◆ Given exercise ◆
Go through each line of the records below and count those with the word "root"; give only the total.

◆ Provided data ◆
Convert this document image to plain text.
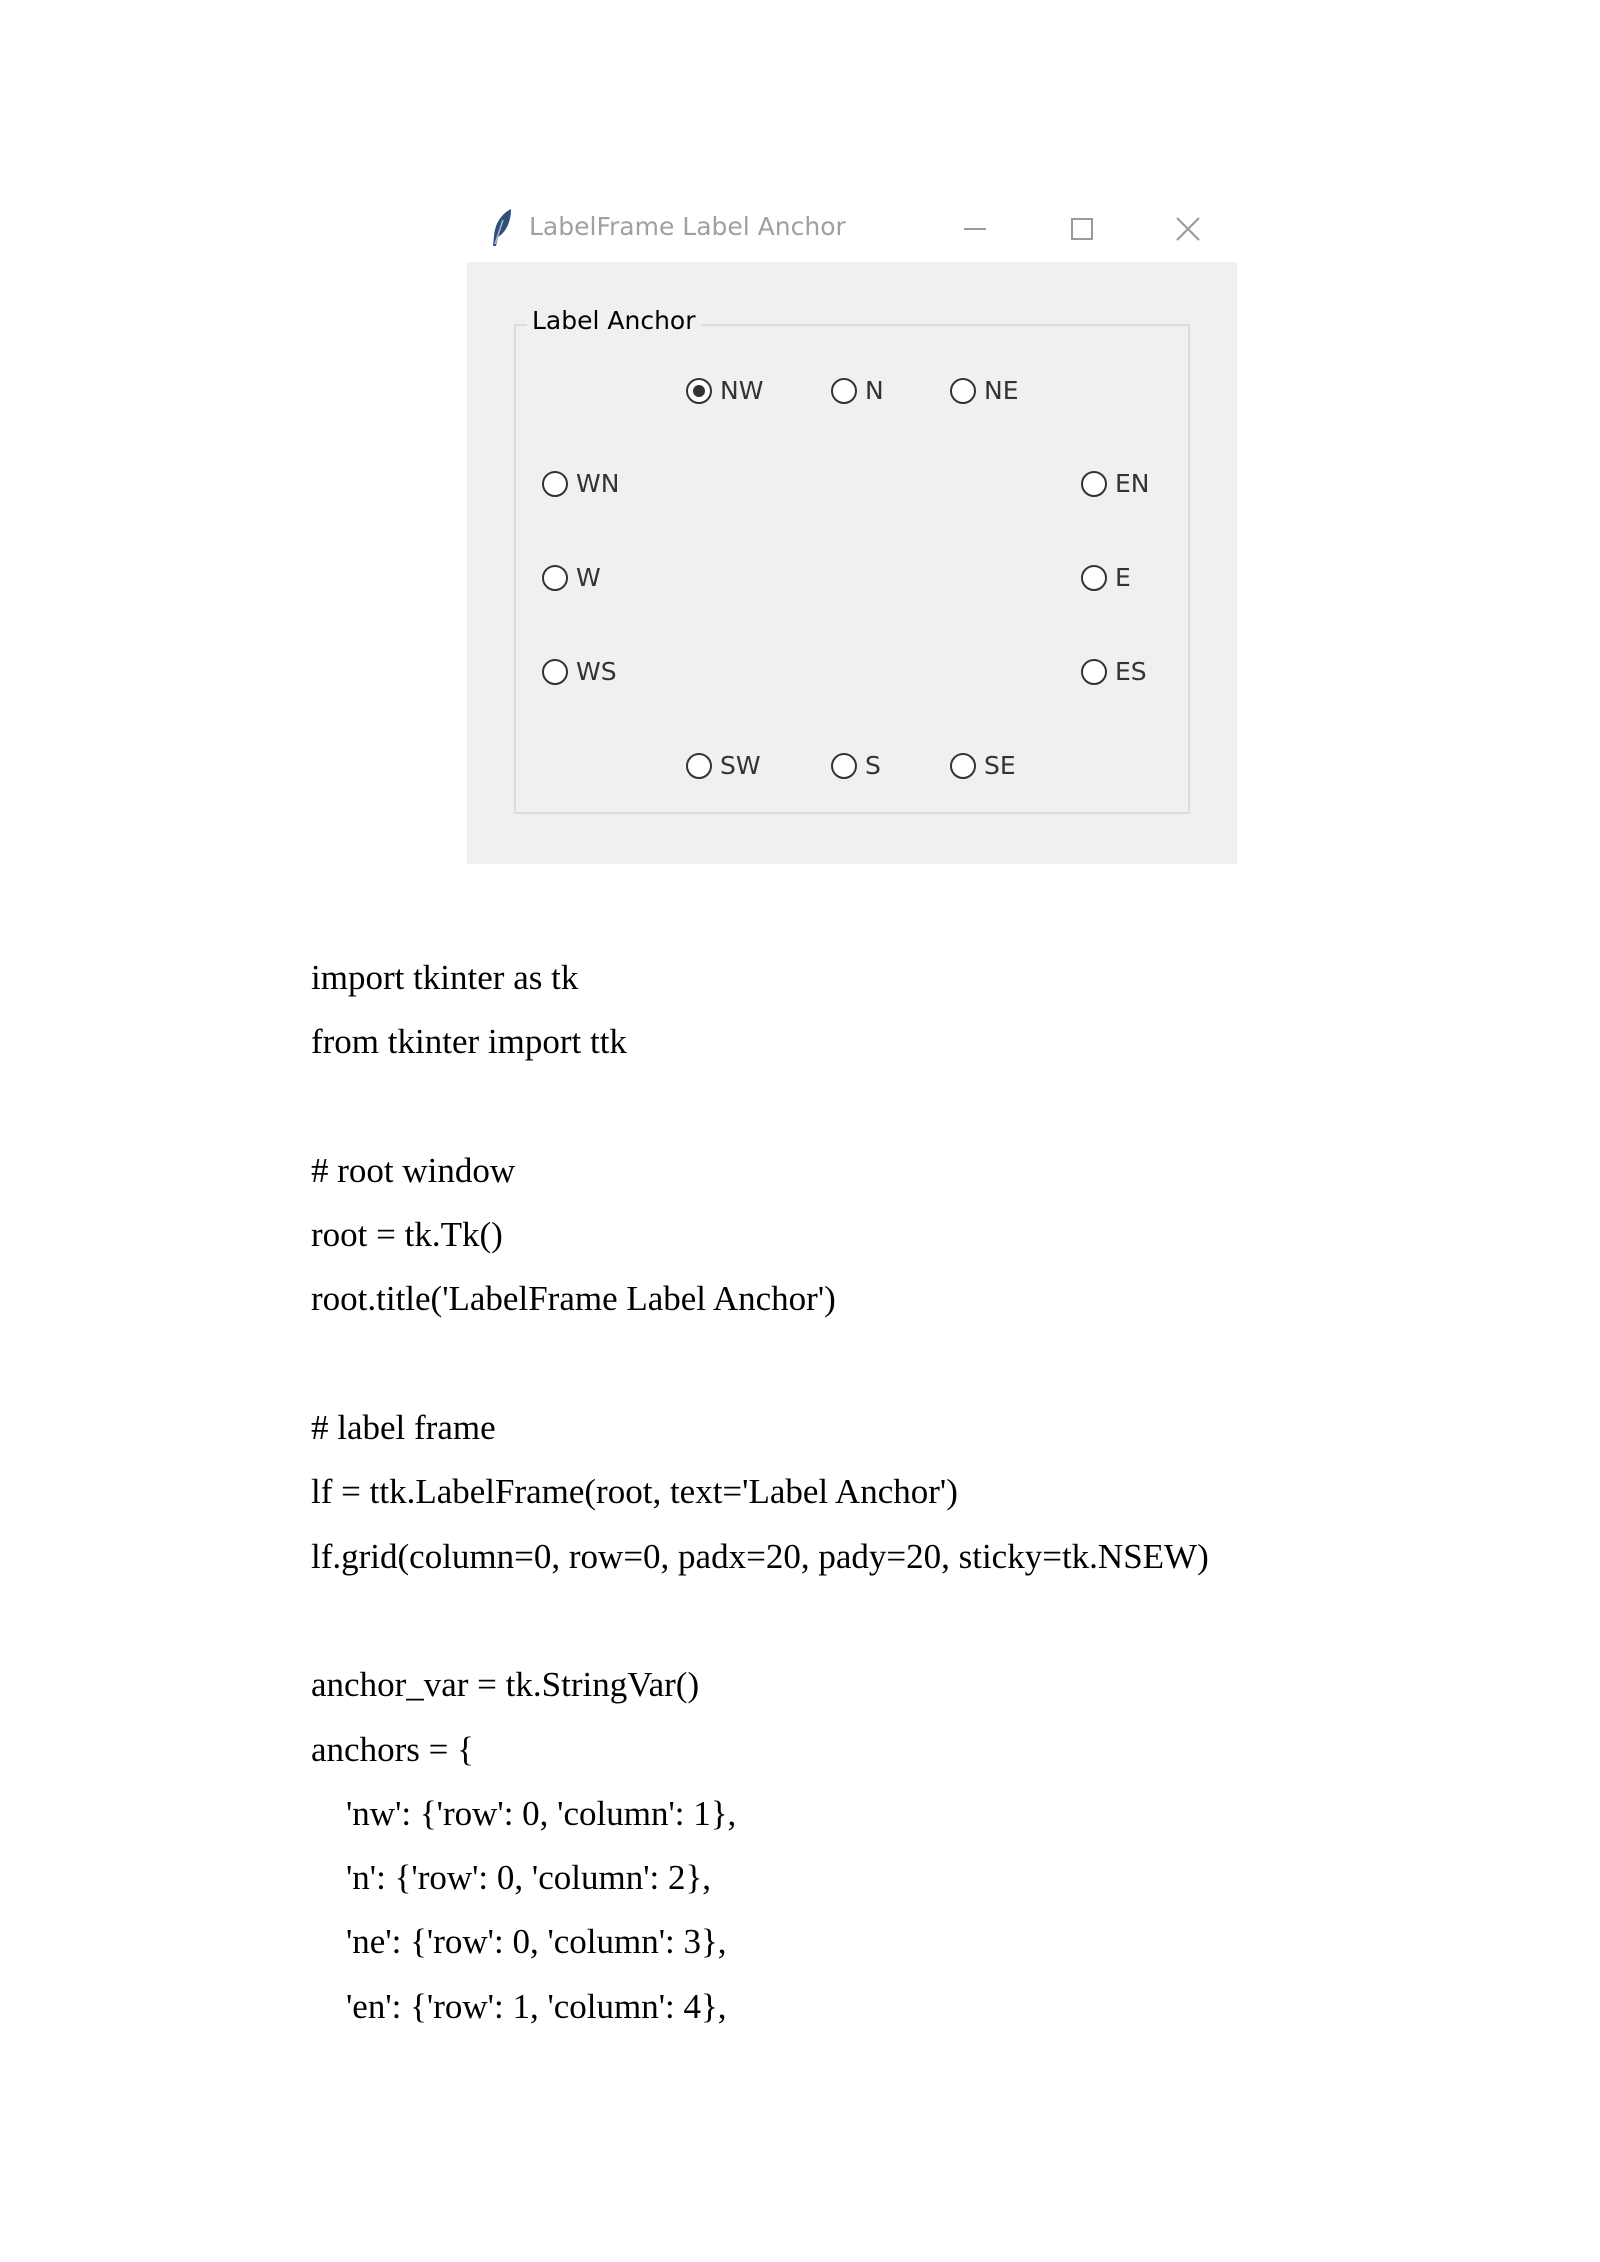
LabelFrame Label Anchor
Label Anchor
NW	N	NE
WN	EN
W	E
WS	ES
SW	S	SE
import tkinter as tk
from tkinter import ttk
# root window
root = tk.Tk()
root.title('LabelFrame Label Anchor')
# label frame
lf = ttk.LabelFrame(root, text='Label Anchor')
lf.grid(column=0, row=0, padx=20, pady=20, sticky=tk.NSEW)
anchor_var = tk.StringVar()
anchors = {
'nw': {'row': 0, 'column': 1},
'n': {'row': 0, 'column': 2},
'ne': {'row': 0, 'column': 3},
'en': {'row': 1, 'column': 4},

◆ Task result ◆
4